- Exercise requirements
Pictures do not belong in the copy; transcribe everything else in the records exactly.

+++

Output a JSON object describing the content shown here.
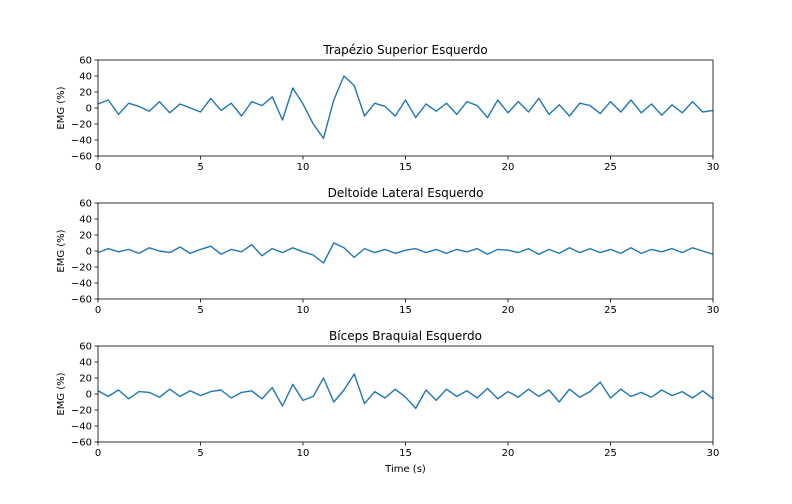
{
  "chart_data": [
    {
      "type": "line",
      "title": "Trapézio Superior Esquerdo",
      "xlabel": "",
      "ylabel": "EMG (%)",
      "xlim": [
        0,
        30
      ],
      "ylim": [
        -60,
        60
      ],
      "xticks": [
        0,
        5,
        10,
        15,
        20,
        25,
        30
      ],
      "yticks": [
        -60,
        -40,
        -20,
        0,
        20,
        40,
        60
      ],
      "grid": false,
      "color": "#1f77b4",
      "series": [
        {
          "x": [
            0,
            0.5,
            1,
            1.5,
            2,
            2.5,
            3,
            3.5,
            4,
            4.5,
            5,
            5.5,
            6,
            6.5,
            7,
            7.5,
            8,
            8.5,
            9,
            9.5,
            10,
            10.5,
            11,
            11.5,
            12,
            12.5,
            13,
            13.5,
            14,
            14.5,
            15,
            15.5,
            16,
            16.5,
            17,
            17.5,
            18,
            18.5,
            19,
            19.5,
            20,
            20.5,
            21,
            21.5,
            22,
            22.5,
            23,
            23.5,
            24,
            24.5,
            25,
            25.5,
            26,
            26.5,
            27,
            27.5,
            28,
            28.5,
            29,
            29.5,
            30
          ],
          "y": [
            5,
            10,
            -8,
            6,
            2,
            -4,
            8,
            -6,
            5,
            0,
            -5,
            12,
            -3,
            6,
            -10,
            8,
            3,
            14,
            -15,
            25,
            5,
            -20,
            -38,
            10,
            40,
            28,
            -10,
            6,
            2,
            -10,
            10,
            -12,
            5,
            -4,
            6,
            -8,
            8,
            3,
            -12,
            10,
            -6,
            8,
            -5,
            12,
            -8,
            4,
            -10,
            6,
            3,
            -7,
            8,
            -5,
            10,
            -6,
            5,
            -9,
            4,
            -6,
            8,
            -5,
            -3
          ]
        }
      ]
    },
    {
      "type": "line",
      "title": "Deltoide Lateral Esquerdo",
      "xlabel": "",
      "ylabel": "EMG (%)",
      "xlim": [
        0,
        30
      ],
      "ylim": [
        -60,
        60
      ],
      "xticks": [
        0,
        5,
        10,
        15,
        20,
        25,
        30
      ],
      "yticks": [
        -60,
        -40,
        -20,
        0,
        20,
        40,
        60
      ],
      "grid": false,
      "color": "#1f77b4",
      "series": [
        {
          "x": [
            0,
            0.5,
            1,
            1.5,
            2,
            2.5,
            3,
            3.5,
            4,
            4.5,
            5,
            5.5,
            6,
            6.5,
            7,
            7.5,
            8,
            8.5,
            9,
            9.5,
            10,
            10.5,
            11,
            11.5,
            12,
            12.5,
            13,
            13.5,
            14,
            14.5,
            15,
            15.5,
            16,
            16.5,
            17,
            17.5,
            18,
            18.5,
            19,
            19.5,
            20,
            20.5,
            21,
            21.5,
            22,
            22.5,
            23,
            23.5,
            24,
            24.5,
            25,
            25.5,
            26,
            26.5,
            27,
            27.5,
            28,
            28.5,
            29,
            29.5,
            30
          ],
          "y": [
            -2,
            3,
            -1,
            2,
            -3,
            4,
            0,
            -2,
            5,
            -3,
            2,
            6,
            -4,
            2,
            -1,
            8,
            -6,
            3,
            -2,
            4,
            -1,
            -5,
            -15,
            10,
            4,
            -8,
            3,
            -2,
            2,
            -3,
            1,
            3,
            -2,
            2,
            -3,
            2,
            -1,
            3,
            -4,
            2,
            1,
            -2,
            3,
            -4,
            2,
            -3,
            4,
            -2,
            3,
            -2,
            2,
            -3,
            4,
            -3,
            2,
            -1,
            3,
            -2,
            4,
            0,
            -4
          ]
        }
      ]
    },
    {
      "type": "line",
      "title": "Bíceps Braquial Esquerdo",
      "xlabel": "Time (s)",
      "ylabel": "EMG (%)",
      "xlim": [
        0,
        30
      ],
      "ylim": [
        -60,
        60
      ],
      "xticks": [
        0,
        5,
        10,
        15,
        20,
        25,
        30
      ],
      "yticks": [
        -60,
        -40,
        -20,
        0,
        20,
        40,
        60
      ],
      "grid": false,
      "color": "#1f77b4",
      "series": [
        {
          "x": [
            0,
            0.5,
            1,
            1.5,
            2,
            2.5,
            3,
            3.5,
            4,
            4.5,
            5,
            5.5,
            6,
            6.5,
            7,
            7.5,
            8,
            8.5,
            9,
            9.5,
            10,
            10.5,
            11,
            11.5,
            12,
            12.5,
            13,
            13.5,
            14,
            14.5,
            15,
            15.5,
            16,
            16.5,
            17,
            17.5,
            18,
            18.5,
            19,
            19.5,
            20,
            20.5,
            21,
            21.5,
            22,
            22.5,
            23,
            23.5,
            24,
            24.5,
            25,
            25.5,
            26,
            26.5,
            27,
            27.5,
            28,
            28.5,
            29,
            29.5,
            30
          ],
          "y": [
            4,
            -3,
            5,
            -6,
            3,
            2,
            -4,
            6,
            -3,
            4,
            -2,
            3,
            5,
            -5,
            2,
            4,
            -6,
            8,
            -15,
            12,
            -8,
            -3,
            20,
            -10,
            5,
            25,
            -12,
            3,
            -5,
            6,
            -4,
            -18,
            5,
            -8,
            6,
            -3,
            4,
            -5,
            7,
            -6,
            3,
            -4,
            6,
            -3,
            5,
            -10,
            6,
            -4,
            3,
            15,
            -5,
            6,
            -3,
            2,
            -4,
            5,
            -2,
            3,
            -5,
            4,
            -6
          ]
        }
      ]
    }
  ]
}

+++

- Solution to the problem
Output a JSON object describing the content shown here.
{
  "chart_data": [
    {
      "type": "line",
      "title": "Trapézio Superior Esquerdo",
      "xlabel": "",
      "ylabel": "EMG (%)",
      "xlim": [
        0,
        30
      ],
      "ylim": [
        -60,
        60
      ],
      "xticks": [
        0,
        5,
        10,
        15,
        20,
        25,
        30
      ],
      "yticks": [
        -60,
        -40,
        -20,
        0,
        20,
        40,
        60
      ],
      "grid": false,
      "color": "#1f77b4",
      "series": [
        {
          "x": [
            0,
            0.5,
            1,
            1.5,
            2,
            2.5,
            3,
            3.5,
            4,
            4.5,
            5,
            5.5,
            6,
            6.5,
            7,
            7.5,
            8,
            8.5,
            9,
            9.5,
            10,
            10.5,
            11,
            11.5,
            12,
            12.5,
            13,
            13.5,
            14,
            14.5,
            15,
            15.5,
            16,
            16.5,
            17,
            17.5,
            18,
            18.5,
            19,
            19.5,
            20,
            20.5,
            21,
            21.5,
            22,
            22.5,
            23,
            23.5,
            24,
            24.5,
            25,
            25.5,
            26,
            26.5,
            27,
            27.5,
            28,
            28.5,
            29,
            29.5,
            30
          ],
          "y": [
            5,
            10,
            -8,
            6,
            2,
            -4,
            8,
            -6,
            5,
            0,
            -5,
            12,
            -3,
            6,
            -10,
            8,
            3,
            14,
            -15,
            25,
            5,
            -20,
            -38,
            10,
            40,
            28,
            -10,
            6,
            2,
            -10,
            10,
            -12,
            5,
            -4,
            6,
            -8,
            8,
            3,
            -12,
            10,
            -6,
            8,
            -5,
            12,
            -8,
            4,
            -10,
            6,
            3,
            -7,
            8,
            -5,
            10,
            -6,
            5,
            -9,
            4,
            -6,
            8,
            -5,
            -3
          ]
        }
      ]
    },
    {
      "type": "line",
      "title": "Deltoide Lateral Esquerdo",
      "xlabel": "",
      "ylabel": "EMG (%)",
      "xlim": [
        0,
        30
      ],
      "ylim": [
        -60,
        60
      ],
      "xticks": [
        0,
        5,
        10,
        15,
        20,
        25,
        30
      ],
      "yticks": [
        -60,
        -40,
        -20,
        0,
        20,
        40,
        60
      ],
      "grid": false,
      "color": "#1f77b4",
      "series": [
        {
          "x": [
            0,
            0.5,
            1,
            1.5,
            2,
            2.5,
            3,
            3.5,
            4,
            4.5,
            5,
            5.5,
            6,
            6.5,
            7,
            7.5,
            8,
            8.5,
            9,
            9.5,
            10,
            10.5,
            11,
            11.5,
            12,
            12.5,
            13,
            13.5,
            14,
            14.5,
            15,
            15.5,
            16,
            16.5,
            17,
            17.5,
            18,
            18.5,
            19,
            19.5,
            20,
            20.5,
            21,
            21.5,
            22,
            22.5,
            23,
            23.5,
            24,
            24.5,
            25,
            25.5,
            26,
            26.5,
            27,
            27.5,
            28,
            28.5,
            29,
            29.5,
            30
          ],
          "y": [
            -2,
            3,
            -1,
            2,
            -3,
            4,
            0,
            -2,
            5,
            -3,
            2,
            6,
            -4,
            2,
            -1,
            8,
            -6,
            3,
            -2,
            4,
            -1,
            -5,
            -15,
            10,
            4,
            -8,
            3,
            -2,
            2,
            -3,
            1,
            3,
            -2,
            2,
            -3,
            2,
            -1,
            3,
            -4,
            2,
            1,
            -2,
            3,
            -4,
            2,
            -3,
            4,
            -2,
            3,
            -2,
            2,
            -3,
            4,
            -3,
            2,
            -1,
            3,
            -2,
            4,
            0,
            -4
          ]
        }
      ]
    },
    {
      "type": "line",
      "title": "Bíceps Braquial Esquerdo",
      "xlabel": "Time (s)",
      "ylabel": "EMG (%)",
      "xlim": [
        0,
        30
      ],
      "ylim": [
        -60,
        60
      ],
      "xticks": [
        0,
        5,
        10,
        15,
        20,
        25,
        30
      ],
      "yticks": [
        -60,
        -40,
        -20,
        0,
        20,
        40,
        60
      ],
      "grid": false,
      "color": "#1f77b4",
      "series": [
        {
          "x": [
            0,
            0.5,
            1,
            1.5,
            2,
            2.5,
            3,
            3.5,
            4,
            4.5,
            5,
            5.5,
            6,
            6.5,
            7,
            7.5,
            8,
            8.5,
            9,
            9.5,
            10,
            10.5,
            11,
            11.5,
            12,
            12.5,
            13,
            13.5,
            14,
            14.5,
            15,
            15.5,
            16,
            16.5,
            17,
            17.5,
            18,
            18.5,
            19,
            19.5,
            20,
            20.5,
            21,
            21.5,
            22,
            22.5,
            23,
            23.5,
            24,
            24.5,
            25,
            25.5,
            26,
            26.5,
            27,
            27.5,
            28,
            28.5,
            29,
            29.5,
            30
          ],
          "y": [
            4,
            -3,
            5,
            -6,
            3,
            2,
            -4,
            6,
            -3,
            4,
            -2,
            3,
            5,
            -5,
            2,
            4,
            -6,
            8,
            -15,
            12,
            -8,
            -3,
            20,
            -10,
            5,
            25,
            -12,
            3,
            -5,
            6,
            -4,
            -18,
            5,
            -8,
            6,
            -3,
            4,
            -5,
            7,
            -6,
            3,
            -4,
            6,
            -3,
            5,
            -10,
            6,
            -4,
            3,
            15,
            -5,
            6,
            -3,
            2,
            -4,
            5,
            -2,
            3,
            -5,
            4,
            -6
          ]
        }
      ]
    }
  ]
}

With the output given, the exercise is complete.